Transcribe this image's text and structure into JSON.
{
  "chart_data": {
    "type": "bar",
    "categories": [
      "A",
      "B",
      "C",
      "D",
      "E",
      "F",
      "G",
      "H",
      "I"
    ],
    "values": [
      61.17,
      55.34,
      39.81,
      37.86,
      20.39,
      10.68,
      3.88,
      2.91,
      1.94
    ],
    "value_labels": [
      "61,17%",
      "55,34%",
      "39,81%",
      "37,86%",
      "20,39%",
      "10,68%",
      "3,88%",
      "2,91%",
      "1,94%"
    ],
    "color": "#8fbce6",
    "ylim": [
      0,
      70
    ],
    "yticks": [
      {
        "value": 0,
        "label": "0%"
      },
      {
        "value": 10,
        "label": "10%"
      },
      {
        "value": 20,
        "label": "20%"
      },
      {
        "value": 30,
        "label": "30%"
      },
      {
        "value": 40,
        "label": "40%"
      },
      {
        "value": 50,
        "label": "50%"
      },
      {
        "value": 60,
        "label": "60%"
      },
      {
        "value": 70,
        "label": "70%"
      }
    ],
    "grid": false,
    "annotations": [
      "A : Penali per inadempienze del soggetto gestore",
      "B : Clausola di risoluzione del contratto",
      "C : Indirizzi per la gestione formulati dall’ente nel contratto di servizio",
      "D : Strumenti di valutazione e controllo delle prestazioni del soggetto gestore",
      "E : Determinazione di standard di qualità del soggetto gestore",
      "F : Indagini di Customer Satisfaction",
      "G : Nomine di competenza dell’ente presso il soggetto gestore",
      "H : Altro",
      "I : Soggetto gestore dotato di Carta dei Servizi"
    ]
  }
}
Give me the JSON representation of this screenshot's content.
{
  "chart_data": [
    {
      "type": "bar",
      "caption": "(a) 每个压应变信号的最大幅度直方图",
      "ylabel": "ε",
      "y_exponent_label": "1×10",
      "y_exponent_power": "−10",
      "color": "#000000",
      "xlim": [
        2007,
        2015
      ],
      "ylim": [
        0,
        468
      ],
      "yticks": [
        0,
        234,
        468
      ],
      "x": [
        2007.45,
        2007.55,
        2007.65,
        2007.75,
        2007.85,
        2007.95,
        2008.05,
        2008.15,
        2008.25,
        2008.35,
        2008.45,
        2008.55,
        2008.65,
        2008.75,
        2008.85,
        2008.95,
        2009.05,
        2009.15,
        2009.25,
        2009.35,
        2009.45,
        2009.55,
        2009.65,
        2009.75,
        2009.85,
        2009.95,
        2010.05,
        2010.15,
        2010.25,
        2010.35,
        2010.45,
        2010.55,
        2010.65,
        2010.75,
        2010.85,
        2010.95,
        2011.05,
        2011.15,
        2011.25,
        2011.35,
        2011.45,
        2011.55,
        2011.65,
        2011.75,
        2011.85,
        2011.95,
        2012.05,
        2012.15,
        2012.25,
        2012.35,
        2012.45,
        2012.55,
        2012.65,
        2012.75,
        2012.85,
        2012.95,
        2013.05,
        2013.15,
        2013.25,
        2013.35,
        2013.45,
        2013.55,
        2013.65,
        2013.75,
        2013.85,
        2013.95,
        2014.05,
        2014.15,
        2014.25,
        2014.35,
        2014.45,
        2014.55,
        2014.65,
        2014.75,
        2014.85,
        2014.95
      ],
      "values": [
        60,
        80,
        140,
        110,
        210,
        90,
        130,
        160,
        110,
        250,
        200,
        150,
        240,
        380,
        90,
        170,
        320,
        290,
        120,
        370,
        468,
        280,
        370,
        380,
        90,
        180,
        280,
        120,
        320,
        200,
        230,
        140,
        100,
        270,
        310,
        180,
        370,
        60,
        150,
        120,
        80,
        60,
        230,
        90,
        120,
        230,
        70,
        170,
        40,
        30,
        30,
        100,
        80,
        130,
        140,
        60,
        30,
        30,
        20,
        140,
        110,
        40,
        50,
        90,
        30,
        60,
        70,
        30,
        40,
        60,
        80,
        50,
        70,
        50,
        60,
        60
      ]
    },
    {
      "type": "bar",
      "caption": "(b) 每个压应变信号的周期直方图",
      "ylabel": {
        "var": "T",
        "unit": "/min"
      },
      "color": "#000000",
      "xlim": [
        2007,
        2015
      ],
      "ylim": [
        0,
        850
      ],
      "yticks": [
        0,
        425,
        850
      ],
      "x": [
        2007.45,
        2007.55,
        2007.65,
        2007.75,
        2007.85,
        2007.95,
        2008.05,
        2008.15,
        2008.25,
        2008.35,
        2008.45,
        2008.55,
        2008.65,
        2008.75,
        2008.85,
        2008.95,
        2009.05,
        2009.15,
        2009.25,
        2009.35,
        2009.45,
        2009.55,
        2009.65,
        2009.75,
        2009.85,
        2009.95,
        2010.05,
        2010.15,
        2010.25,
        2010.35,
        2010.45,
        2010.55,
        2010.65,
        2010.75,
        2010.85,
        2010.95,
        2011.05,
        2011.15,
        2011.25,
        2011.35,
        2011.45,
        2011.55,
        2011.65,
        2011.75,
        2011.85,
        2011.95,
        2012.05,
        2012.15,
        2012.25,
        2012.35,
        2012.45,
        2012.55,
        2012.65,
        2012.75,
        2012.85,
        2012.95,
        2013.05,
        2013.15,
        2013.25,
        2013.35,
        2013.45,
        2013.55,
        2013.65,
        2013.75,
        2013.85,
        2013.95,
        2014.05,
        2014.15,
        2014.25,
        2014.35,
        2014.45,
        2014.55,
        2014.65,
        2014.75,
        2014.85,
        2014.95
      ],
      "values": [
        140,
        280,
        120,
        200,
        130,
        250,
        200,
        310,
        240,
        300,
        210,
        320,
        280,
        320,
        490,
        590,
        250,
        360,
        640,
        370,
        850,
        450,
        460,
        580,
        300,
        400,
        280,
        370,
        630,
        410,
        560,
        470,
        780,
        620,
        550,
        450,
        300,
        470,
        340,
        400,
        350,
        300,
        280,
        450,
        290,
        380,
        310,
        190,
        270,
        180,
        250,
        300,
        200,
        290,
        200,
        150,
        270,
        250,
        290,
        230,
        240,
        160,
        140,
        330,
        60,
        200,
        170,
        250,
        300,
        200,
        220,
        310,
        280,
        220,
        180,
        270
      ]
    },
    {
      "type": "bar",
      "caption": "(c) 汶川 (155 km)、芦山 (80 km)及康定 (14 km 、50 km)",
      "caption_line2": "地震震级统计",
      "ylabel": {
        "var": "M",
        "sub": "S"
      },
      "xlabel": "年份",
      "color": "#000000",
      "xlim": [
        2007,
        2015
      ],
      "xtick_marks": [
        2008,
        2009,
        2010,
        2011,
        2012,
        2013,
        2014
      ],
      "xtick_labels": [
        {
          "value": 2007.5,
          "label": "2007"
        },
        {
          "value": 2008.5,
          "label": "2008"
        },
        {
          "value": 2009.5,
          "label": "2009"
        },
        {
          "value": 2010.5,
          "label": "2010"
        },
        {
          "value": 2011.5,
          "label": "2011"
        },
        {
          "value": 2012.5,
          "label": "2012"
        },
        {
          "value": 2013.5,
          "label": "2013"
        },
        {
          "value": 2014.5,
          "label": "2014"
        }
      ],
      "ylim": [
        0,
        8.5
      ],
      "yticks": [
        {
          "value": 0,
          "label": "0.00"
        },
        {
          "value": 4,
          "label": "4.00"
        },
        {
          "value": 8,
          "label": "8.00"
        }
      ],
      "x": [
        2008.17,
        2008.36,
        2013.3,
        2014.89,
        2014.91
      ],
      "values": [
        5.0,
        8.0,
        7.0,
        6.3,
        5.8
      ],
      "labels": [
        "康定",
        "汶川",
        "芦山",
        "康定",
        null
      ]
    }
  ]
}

(Work required): Only lines with the word "gestore" should be collected from the material.

(Answer):
      "A : Penali per inadempienze del soggetto gestore",
      "D : Strumenti di valutazione e controllo delle prestazioni del soggetto gestore",
      "E : Determinazione di standard di qualità del soggetto gestore",
      "G : Nomine di competenza dell’ente presso il soggetto gestore",
      "I : Soggetto gestore dotato di Carta dei Servizi"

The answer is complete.